Instruction: Find every line in the records below that holds the word "JSON" and copy it.

Information given:
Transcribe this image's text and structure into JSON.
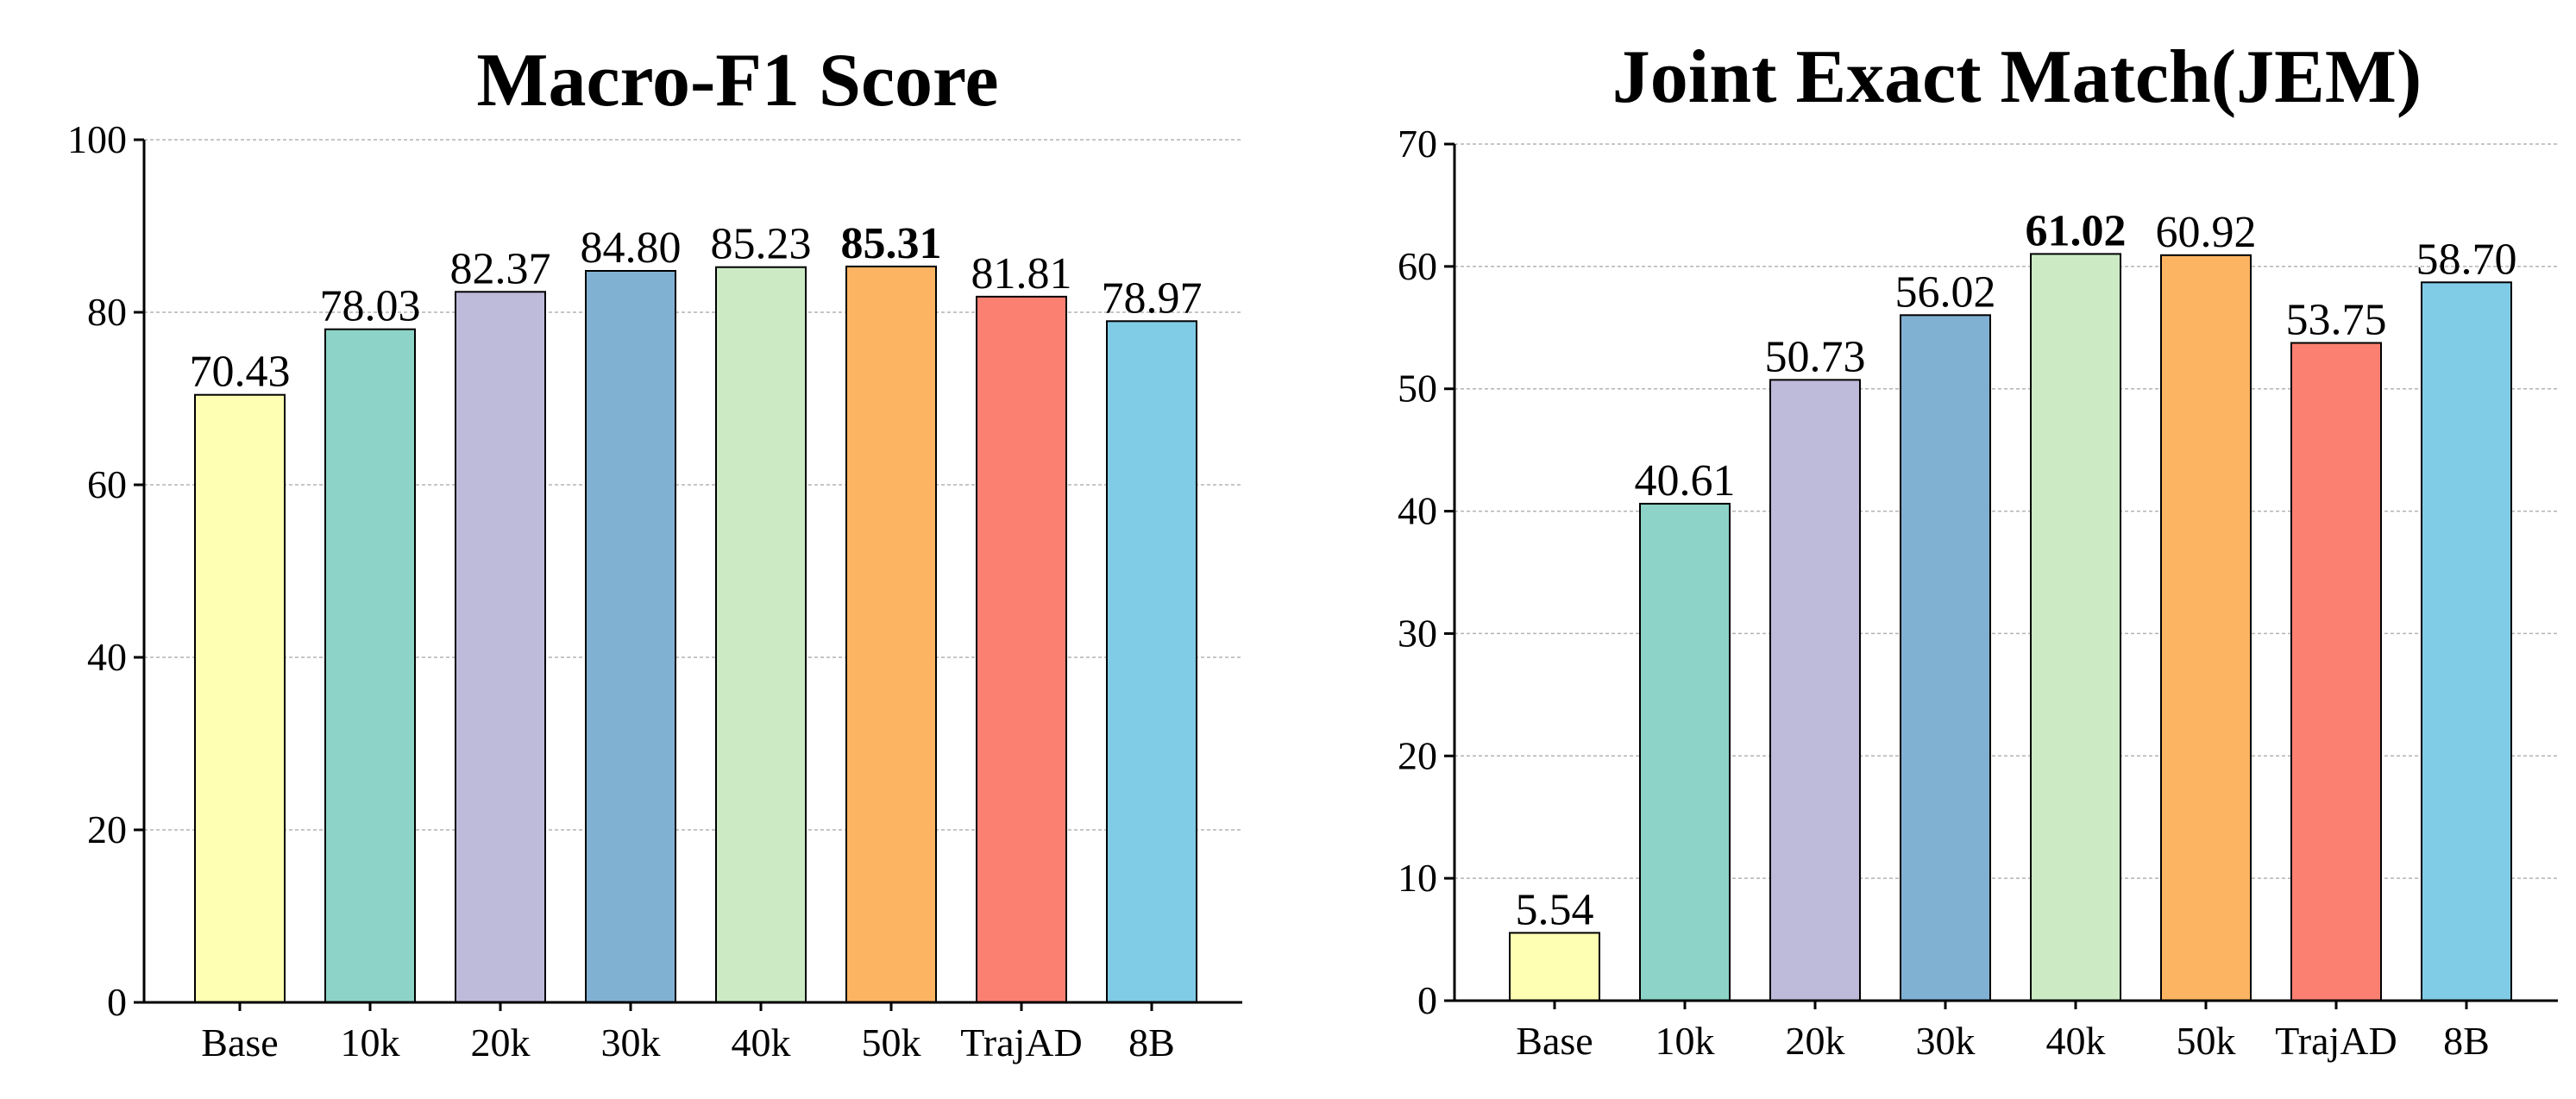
{
  "chart_data": [
    {
      "type": "bar",
      "title": "Macro-F1 Score",
      "xlabel": "",
      "ylabel": "",
      "categories": [
        "Base",
        "10k",
        "20k",
        "30k",
        "40k",
        "50k",
        "TrajAD",
        "8B"
      ],
      "values": [
        70.43,
        78.03,
        82.37,
        84.8,
        85.23,
        85.31,
        81.81,
        78.97
      ],
      "value_labels": [
        "70.43",
        "78.03",
        "82.37",
        "84.80",
        "85.23",
        "85.31",
        "81.81",
        "78.97"
      ],
      "highlight_index": 5,
      "ylim": [
        0,
        100
      ],
      "yticks": [
        0,
        20,
        40,
        60,
        80,
        100
      ],
      "grid": true,
      "legend": "none"
    },
    {
      "type": "bar",
      "title": "Joint Exact Match(JEM)",
      "xlabel": "",
      "ylabel": "",
      "categories": [
        "Base",
        "10k",
        "20k",
        "30k",
        "40k",
        "50k",
        "TrajAD",
        "8B"
      ],
      "values": [
        5.54,
        40.61,
        50.73,
        56.02,
        61.02,
        60.92,
        53.75,
        58.7
      ],
      "value_labels": [
        "5.54",
        "40.61",
        "50.73",
        "56.02",
        "61.02",
        "60.92",
        "53.75",
        "58.70"
      ],
      "highlight_index": 4,
      "ylim": [
        0,
        70
      ],
      "yticks": [
        0,
        10,
        20,
        30,
        40,
        50,
        60,
        70
      ],
      "grid": true,
      "legend": "none"
    }
  ],
  "colors": {
    "bars": [
      "#ffffb3",
      "#8dd3c7",
      "#bebada",
      "#80b1d3",
      "#ccebc5",
      "#fdb462",
      "#fb8072",
      "#80cbe6"
    ],
    "grid": "#b3b3b3",
    "axis": "#000000"
  }
}
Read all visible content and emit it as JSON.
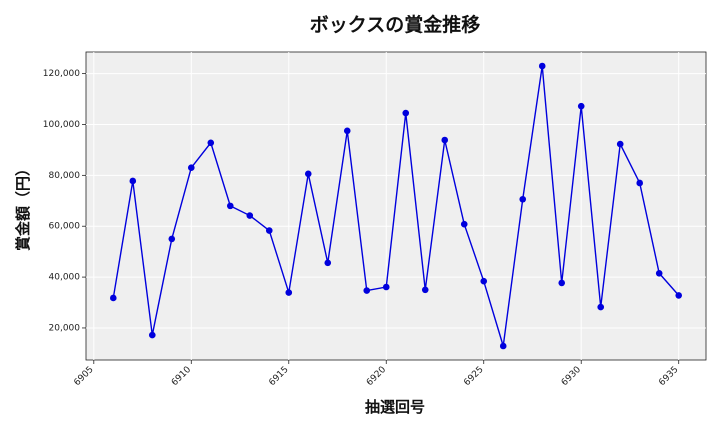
{
  "chart_data": {
    "type": "line",
    "title": "ボックスの賞金推移",
    "xlabel": "抽選回号",
    "ylabel": "賞金額（円）",
    "x": [
      6906,
      6907,
      6908,
      6909,
      6910,
      6911,
      6912,
      6913,
      6914,
      6915,
      6916,
      6917,
      6918,
      6919,
      6920,
      6921,
      6922,
      6923,
      6924,
      6925,
      6926,
      6927,
      6928,
      6929,
      6930,
      6931,
      6932,
      6933,
      6934,
      6935
    ],
    "series": [
      {
        "values": [
          31800,
          77800,
          17200,
          55000,
          83000,
          92800,
          68000,
          64200,
          58300,
          33900,
          80600,
          45600,
          97500,
          34700,
          36100,
          104500,
          35000,
          93900,
          60800,
          38400,
          12900,
          70600,
          123000,
          37700,
          107200,
          28200,
          92300,
          77000,
          41500,
          32800
        ],
        "color": "#0000dd"
      }
    ],
    "xticks": [
      6905,
      6910,
      6915,
      6920,
      6925,
      6930,
      6935
    ],
    "xtick_labels": [
      "6905",
      "6910",
      "6915",
      "6920",
      "6925",
      "6930",
      "6935"
    ],
    "yticks": [
      20000,
      40000,
      60000,
      80000,
      100000,
      120000
    ],
    "ytick_labels": [
      "20,000",
      "40,000",
      "60,000",
      "80,000",
      "100,000",
      "120,000"
    ],
    "xlim": [
      6904.6,
      6936.4
    ],
    "ylim": [
      7400,
      128500
    ],
    "grid": true,
    "background": "#efefef",
    "line_color": "#0000dd"
  }
}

Complete answer:
Transcribe this image's text and structure into JSON.
Read all visible content and emit it as JSON.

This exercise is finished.